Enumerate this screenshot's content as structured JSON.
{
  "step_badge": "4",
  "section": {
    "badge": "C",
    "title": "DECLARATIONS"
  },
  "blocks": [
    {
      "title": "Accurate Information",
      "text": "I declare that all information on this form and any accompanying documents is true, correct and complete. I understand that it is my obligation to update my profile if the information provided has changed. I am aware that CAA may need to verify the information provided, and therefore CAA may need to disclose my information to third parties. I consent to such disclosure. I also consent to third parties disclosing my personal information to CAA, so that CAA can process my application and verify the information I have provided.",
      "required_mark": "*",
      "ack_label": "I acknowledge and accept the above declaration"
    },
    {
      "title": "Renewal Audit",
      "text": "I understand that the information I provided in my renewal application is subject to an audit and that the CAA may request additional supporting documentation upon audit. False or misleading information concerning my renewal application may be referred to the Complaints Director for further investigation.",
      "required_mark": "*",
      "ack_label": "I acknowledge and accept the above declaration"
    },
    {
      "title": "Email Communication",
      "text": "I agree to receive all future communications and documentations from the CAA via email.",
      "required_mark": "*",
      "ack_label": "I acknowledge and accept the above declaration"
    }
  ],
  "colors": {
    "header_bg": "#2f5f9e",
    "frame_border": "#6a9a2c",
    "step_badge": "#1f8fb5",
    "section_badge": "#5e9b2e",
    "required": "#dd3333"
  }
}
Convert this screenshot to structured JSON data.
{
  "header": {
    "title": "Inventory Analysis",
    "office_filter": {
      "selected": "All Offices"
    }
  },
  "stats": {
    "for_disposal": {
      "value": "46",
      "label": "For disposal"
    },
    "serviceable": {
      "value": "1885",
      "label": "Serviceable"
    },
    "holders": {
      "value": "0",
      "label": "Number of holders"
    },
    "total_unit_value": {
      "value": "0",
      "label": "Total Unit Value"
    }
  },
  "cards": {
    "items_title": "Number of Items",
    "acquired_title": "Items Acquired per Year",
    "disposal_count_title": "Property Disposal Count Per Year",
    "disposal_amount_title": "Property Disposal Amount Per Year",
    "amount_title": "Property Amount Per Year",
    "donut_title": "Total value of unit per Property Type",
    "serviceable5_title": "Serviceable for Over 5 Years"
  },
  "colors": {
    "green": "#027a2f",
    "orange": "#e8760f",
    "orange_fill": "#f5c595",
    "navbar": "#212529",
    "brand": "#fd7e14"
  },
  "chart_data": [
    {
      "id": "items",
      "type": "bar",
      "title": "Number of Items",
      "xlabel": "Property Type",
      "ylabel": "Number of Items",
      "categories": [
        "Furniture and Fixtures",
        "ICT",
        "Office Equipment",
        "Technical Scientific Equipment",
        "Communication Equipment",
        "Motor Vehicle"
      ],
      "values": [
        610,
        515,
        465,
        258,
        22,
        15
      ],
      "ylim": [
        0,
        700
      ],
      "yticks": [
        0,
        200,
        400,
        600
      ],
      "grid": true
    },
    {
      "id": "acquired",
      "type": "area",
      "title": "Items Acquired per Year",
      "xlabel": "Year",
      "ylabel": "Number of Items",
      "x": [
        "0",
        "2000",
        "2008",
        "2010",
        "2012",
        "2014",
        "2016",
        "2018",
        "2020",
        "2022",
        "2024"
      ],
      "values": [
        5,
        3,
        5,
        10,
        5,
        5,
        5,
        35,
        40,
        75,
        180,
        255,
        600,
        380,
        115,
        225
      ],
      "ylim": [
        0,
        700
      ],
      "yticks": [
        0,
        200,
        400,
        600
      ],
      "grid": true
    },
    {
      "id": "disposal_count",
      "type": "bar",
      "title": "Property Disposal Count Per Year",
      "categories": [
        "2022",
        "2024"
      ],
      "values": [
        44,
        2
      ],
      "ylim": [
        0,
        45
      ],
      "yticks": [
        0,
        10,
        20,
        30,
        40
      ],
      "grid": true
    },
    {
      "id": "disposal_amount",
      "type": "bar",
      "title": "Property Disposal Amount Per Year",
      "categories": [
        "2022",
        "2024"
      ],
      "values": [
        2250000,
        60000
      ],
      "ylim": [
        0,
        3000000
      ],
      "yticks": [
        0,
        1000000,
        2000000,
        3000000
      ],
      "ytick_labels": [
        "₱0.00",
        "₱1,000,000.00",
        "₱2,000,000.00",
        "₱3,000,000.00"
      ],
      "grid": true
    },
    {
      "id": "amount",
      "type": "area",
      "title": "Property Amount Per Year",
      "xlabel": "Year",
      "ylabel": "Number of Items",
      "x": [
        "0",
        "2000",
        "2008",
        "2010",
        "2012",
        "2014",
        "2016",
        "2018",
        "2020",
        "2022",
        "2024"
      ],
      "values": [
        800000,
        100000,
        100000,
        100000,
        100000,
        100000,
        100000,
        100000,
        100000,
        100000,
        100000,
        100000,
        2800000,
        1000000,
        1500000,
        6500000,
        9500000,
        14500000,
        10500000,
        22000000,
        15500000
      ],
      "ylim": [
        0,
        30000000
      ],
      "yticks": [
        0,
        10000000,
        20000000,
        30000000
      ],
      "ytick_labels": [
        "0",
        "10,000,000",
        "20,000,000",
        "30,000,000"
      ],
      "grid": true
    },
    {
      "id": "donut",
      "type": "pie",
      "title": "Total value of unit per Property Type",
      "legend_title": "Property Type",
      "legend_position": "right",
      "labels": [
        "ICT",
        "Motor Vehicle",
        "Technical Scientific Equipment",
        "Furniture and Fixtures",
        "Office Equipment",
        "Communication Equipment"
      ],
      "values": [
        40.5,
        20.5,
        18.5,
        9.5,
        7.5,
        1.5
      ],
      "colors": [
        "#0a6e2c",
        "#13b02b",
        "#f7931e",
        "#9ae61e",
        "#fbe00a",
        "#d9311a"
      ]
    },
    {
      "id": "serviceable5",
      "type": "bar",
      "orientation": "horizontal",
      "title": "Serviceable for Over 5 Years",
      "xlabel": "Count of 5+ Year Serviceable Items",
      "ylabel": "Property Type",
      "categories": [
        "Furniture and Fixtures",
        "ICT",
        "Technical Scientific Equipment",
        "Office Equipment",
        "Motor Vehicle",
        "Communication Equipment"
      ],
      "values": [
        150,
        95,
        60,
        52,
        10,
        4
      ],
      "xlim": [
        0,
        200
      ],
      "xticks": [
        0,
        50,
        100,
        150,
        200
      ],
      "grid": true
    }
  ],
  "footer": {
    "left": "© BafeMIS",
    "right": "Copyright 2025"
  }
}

********

SET PROBLEM — Print all the data exactly.

ANSWER BELOW —
Enumerate this screenshot's content as structured JSON.
{
  "step_badge": "4",
  "section": {
    "badge": "C",
    "title": "DECLARATIONS"
  },
  "blocks": [
    {
      "title": "Accurate Information",
      "text": "I declare that all information on this form and any accompanying documents is true, correct and complete. I understand that it is my obligation to update my profile if the information provided has changed. I am aware that CAA may need to verify the information provided, and therefore CAA may need to disclose my information to third parties. I consent to such disclosure. I also consent to third parties disclosing my personal information to CAA, so that CAA can process my application and verify the information I have provided.",
      "required_mark": "*",
      "ack_label": "I acknowledge and accept the above declaration"
    },
    {
      "title": "Renewal Audit",
      "text": "I understand that the information I provided in my renewal application is subject to an audit and that the CAA may request additional supporting documentation upon audit. False or misleading information concerning my renewal application may be referred to the Complaints Director for further investigation.",
      "required_mark": "*",
      "ack_label": "I acknowledge and accept the above declaration"
    },
    {
      "title": "Email Communication",
      "text": "I agree to receive all future communications and documentations from the CAA via email.",
      "required_mark": "*",
      "ack_label": "I acknowledge and accept the above declaration"
    }
  ],
  "colors": {
    "header_bg": "#2f5f9e",
    "frame_border": "#6a9a2c",
    "step_badge": "#1f8fb5",
    "section_badge": "#5e9b2e",
    "required": "#dd3333"
  }
}
Convert this screenshot to structured JSON data.
{
  "header": {
    "title": "Inventory Analysis",
    "office_filter": {
      "selected": "All Offices"
    }
  },
  "stats": {
    "for_disposal": {
      "value": "46",
      "label": "For disposal"
    },
    "serviceable": {
      "value": "1885",
      "label": "Serviceable"
    },
    "holders": {
      "value": "0",
      "label": "Number of holders"
    },
    "total_unit_value": {
      "value": "0",
      "label": "Total Unit Value"
    }
  },
  "cards": {
    "items_title": "Number of Items",
    "acquired_title": "Items Acquired per Year",
    "disposal_count_title": "Property Disposal Count Per Year",
    "disposal_amount_title": "Property Disposal Amount Per Year",
    "amount_title": "Property Amount Per Year",
    "donut_title": "Total value of unit per Property Type",
    "serviceable5_title": "Serviceable for Over 5 Years"
  },
  "colors": {
    "green": "#027a2f",
    "orange": "#e8760f",
    "orange_fill": "#f5c595",
    "navbar": "#212529",
    "brand": "#fd7e14"
  },
  "chart_data": [
    {
      "id": "items",
      "type": "bar",
      "title": "Number of Items",
      "xlabel": "Property Type",
      "ylabel": "Number of Items",
      "categories": [
        "Furniture and Fixtures",
        "ICT",
        "Office Equipment",
        "Technical Scientific Equipment",
        "Communication Equipment",
        "Motor Vehicle"
      ],
      "values": [
        610,
        515,
        465,
        258,
        22,
        15
      ],
      "ylim": [
        0,
        700
      ],
      "yticks": [
        0,
        200,
        400,
        600
      ],
      "grid": true
    },
    {
      "id": "acquired",
      "type": "area",
      "title": "Items Acquired per Year",
      "xlabel": "Year",
      "ylabel": "Number of Items",
      "x": [
        "0",
        "2000",
        "2008",
        "2010",
        "2012",
        "2014",
        "2016",
        "2018",
        "2020",
        "2022",
        "2024"
      ],
      "values": [
        5,
        3,
        5,
        10,
        5,
        5,
        5,
        35,
        40,
        75,
        180,
        255,
        600,
        380,
        115,
        225
      ],
      "ylim": [
        0,
        700
      ],
      "yticks": [
        0,
        200,
        400,
        600
      ],
      "grid": true
    },
    {
      "id": "disposal_count",
      "type": "bar",
      "title": "Property Disposal Count Per Year",
      "categories": [
        "2022",
        "2024"
      ],
      "values": [
        44,
        2
      ],
      "ylim": [
        0,
        45
      ],
      "yticks": [
        0,
        10,
        20,
        30,
        40
      ],
      "grid": true
    },
    {
      "id": "disposal_amount",
      "type": "bar",
      "title": "Property Disposal Amount Per Year",
      "categories": [
        "2022",
        "2024"
      ],
      "values": [
        2250000,
        60000
      ],
      "ylim": [
        0,
        3000000
      ],
      "yticks": [
        0,
        1000000,
        2000000,
        3000000
      ],
      "ytick_labels": [
        "₱0.00",
        "₱1,000,000.00",
        "₱2,000,000.00",
        "₱3,000,000.00"
      ],
      "grid": true
    },
    {
      "id": "amount",
      "type": "area",
      "title": "Property Amount Per Year",
      "xlabel": "Year",
      "ylabel": "Number of Items",
      "x": [
        "0",
        "2000",
        "2008",
        "2010",
        "2012",
        "2014",
        "2016",
        "2018",
        "2020",
        "2022",
        "2024"
      ],
      "values": [
        800000,
        100000,
        100000,
        100000,
        100000,
        100000,
        100000,
        100000,
        100000,
        100000,
        100000,
        100000,
        2800000,
        1000000,
        1500000,
        6500000,
        9500000,
        14500000,
        10500000,
        22000000,
        15500000
      ],
      "ylim": [
        0,
        30000000
      ],
      "yticks": [
        0,
        10000000,
        20000000,
        30000000
      ],
      "ytick_labels": [
        "0",
        "10,000,000",
        "20,000,000",
        "30,000,000"
      ],
      "grid": true
    },
    {
      "id": "donut",
      "type": "pie",
      "title": "Total value of unit per Property Type",
      "legend_title": "Property Type",
      "legend_position": "right",
      "labels": [
        "ICT",
        "Motor Vehicle",
        "Technical Scientific Equipment",
        "Furniture and Fixtures",
        "Office Equipment",
        "Communication Equipment"
      ],
      "values": [
        40.5,
        20.5,
        18.5,
        9.5,
        7.5,
        1.5
      ],
      "colors": [
        "#0a6e2c",
        "#13b02b",
        "#f7931e",
        "#9ae61e",
        "#fbe00a",
        "#d9311a"
      ]
    },
    {
      "id": "serviceable5",
      "type": "bar",
      "orientation": "horizontal",
      "title": "Serviceable for Over 5 Years",
      "xlabel": "Count of 5+ Year Serviceable Items",
      "ylabel": "Property Type",
      "categories": [
        "Furniture and Fixtures",
        "ICT",
        "Technical Scientific Equipment",
        "Office Equipment",
        "Motor Vehicle",
        "Communication Equipment"
      ],
      "values": [
        150,
        95,
        60,
        52,
        10,
        4
      ],
      "xlim": [
        0,
        200
      ],
      "xticks": [
        0,
        50,
        100,
        150,
        200
      ],
      "grid": true
    }
  ],
  "footer": {
    "left": "© BafeMIS",
    "right": "Copyright 2025"
  }
}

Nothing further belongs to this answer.